### Description of the task
Reproduce the lines of the material exactly, excluding every image.

============

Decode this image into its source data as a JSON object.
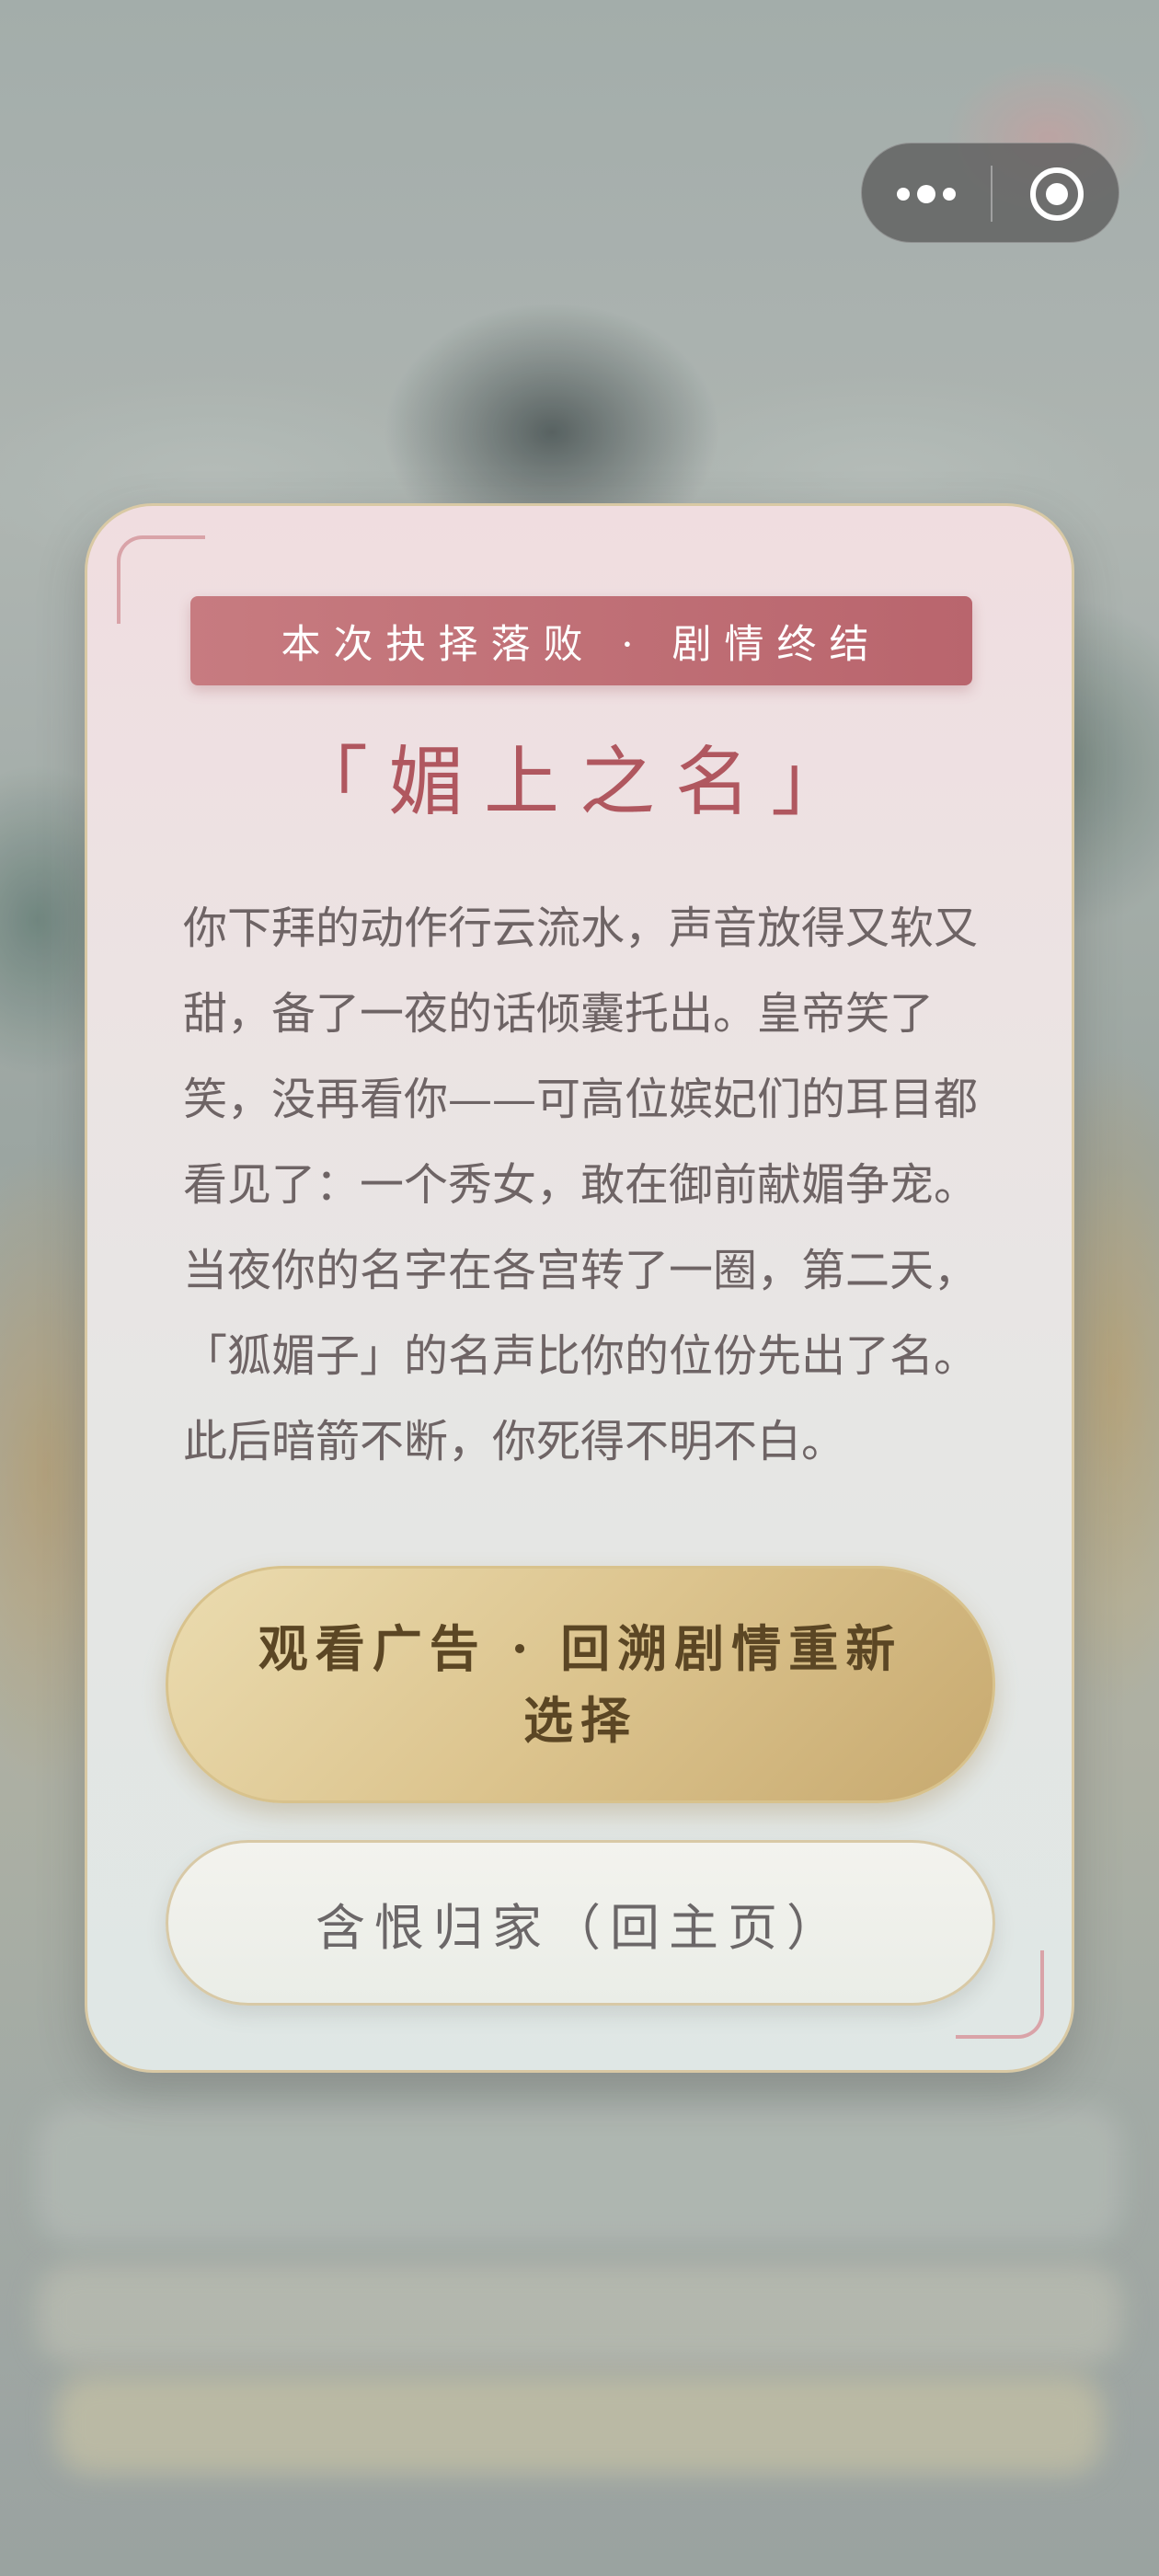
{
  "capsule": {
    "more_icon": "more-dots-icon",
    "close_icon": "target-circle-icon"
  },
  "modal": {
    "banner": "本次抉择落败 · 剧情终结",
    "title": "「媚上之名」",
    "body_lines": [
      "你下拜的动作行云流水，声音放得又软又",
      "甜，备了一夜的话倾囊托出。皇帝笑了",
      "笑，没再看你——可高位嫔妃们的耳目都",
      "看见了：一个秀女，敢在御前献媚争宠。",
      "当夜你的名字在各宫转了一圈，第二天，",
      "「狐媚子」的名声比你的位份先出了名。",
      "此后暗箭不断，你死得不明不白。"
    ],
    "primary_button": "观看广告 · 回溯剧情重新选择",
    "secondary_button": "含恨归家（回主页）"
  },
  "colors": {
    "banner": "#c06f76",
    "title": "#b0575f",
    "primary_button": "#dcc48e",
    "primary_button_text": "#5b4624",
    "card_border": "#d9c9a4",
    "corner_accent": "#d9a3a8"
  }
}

============

### Response to this task
Decode this image into its source data as a JSON object.
{
  "capsule": {
    "more_icon": "more-dots-icon",
    "close_icon": "target-circle-icon"
  },
  "modal": {
    "banner": "本次抉择落败 · 剧情终结",
    "title": "「媚上之名」",
    "body_lines": [
      "你下拜的动作行云流水，声音放得又软又",
      "甜，备了一夜的话倾囊托出。皇帝笑了",
      "笑，没再看你——可高位嫔妃们的耳目都",
      "看见了：一个秀女，敢在御前献媚争宠。",
      "当夜你的名字在各宫转了一圈，第二天，",
      "「狐媚子」的名声比你的位份先出了名。",
      "此后暗箭不断，你死得不明不白。"
    ],
    "primary_button": "观看广告 · 回溯剧情重新选择",
    "secondary_button": "含恨归家（回主页）"
  },
  "colors": {
    "banner": "#c06f76",
    "title": "#b0575f",
    "primary_button": "#dcc48e",
    "primary_button_text": "#5b4624",
    "card_border": "#d9c9a4",
    "corner_accent": "#d9a3a8"
  }
}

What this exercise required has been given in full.